Pictures stay out of your copy, but everything else in the records below must be repeated exactly.

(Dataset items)
▬▬▬

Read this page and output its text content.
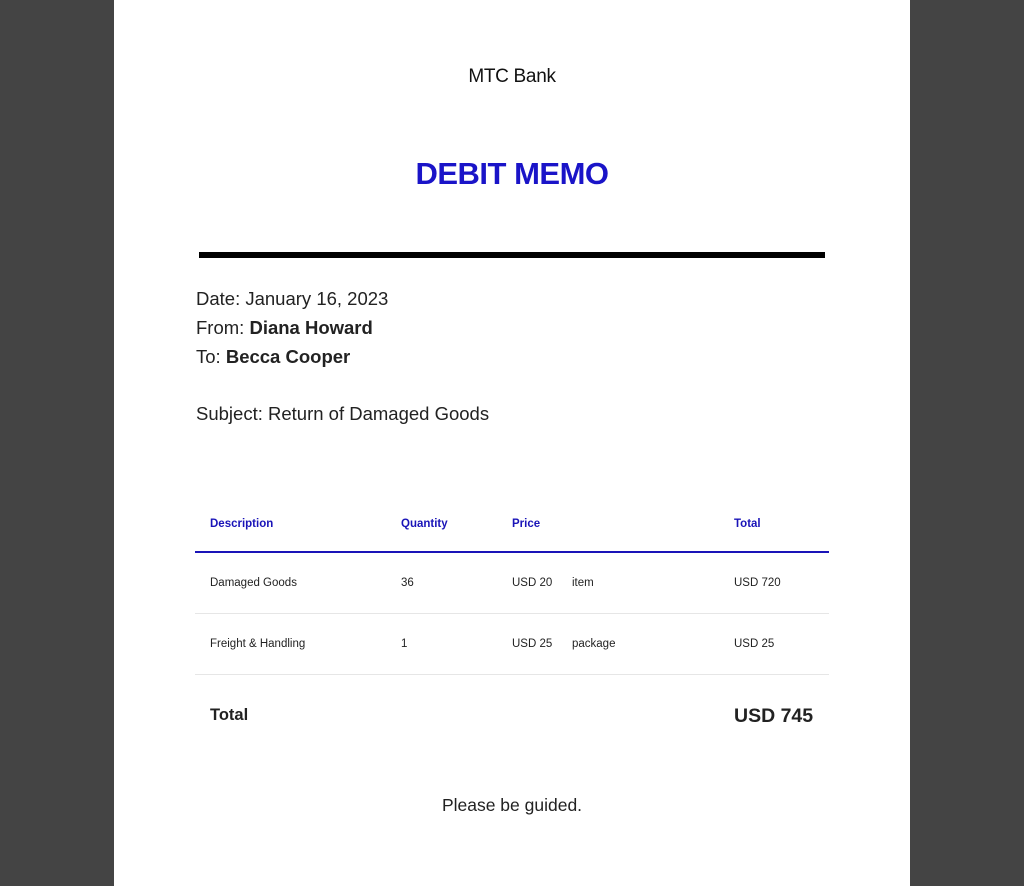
MTC Bank
DEBIT MEMO
Date: January 16, 2023
From: Diana Howard
To: Becca Cooper
Subject: Return of Damaged Goods
Description	Quantity	Price		Total
Damaged Goods	36	USD 20	item	USD 720
Freight & Handling	1	USD 25	package	USD 25
Total	USD 745
Please be guided.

▬▬▬

* _Correct answer_
Read this page and output its text content.
MTC Bank
DEBIT MEMO
Date: January 16, 2023
From: Diana Howard
To: Becca Cooper
Subject: Return of Damaged Goods
Description	Quantity	Price		Total
Damaged Goods	36	USD 20	item	USD 720
Freight & Handling	1	USD 25	package	USD 25
Total	USD 745
Please be guided.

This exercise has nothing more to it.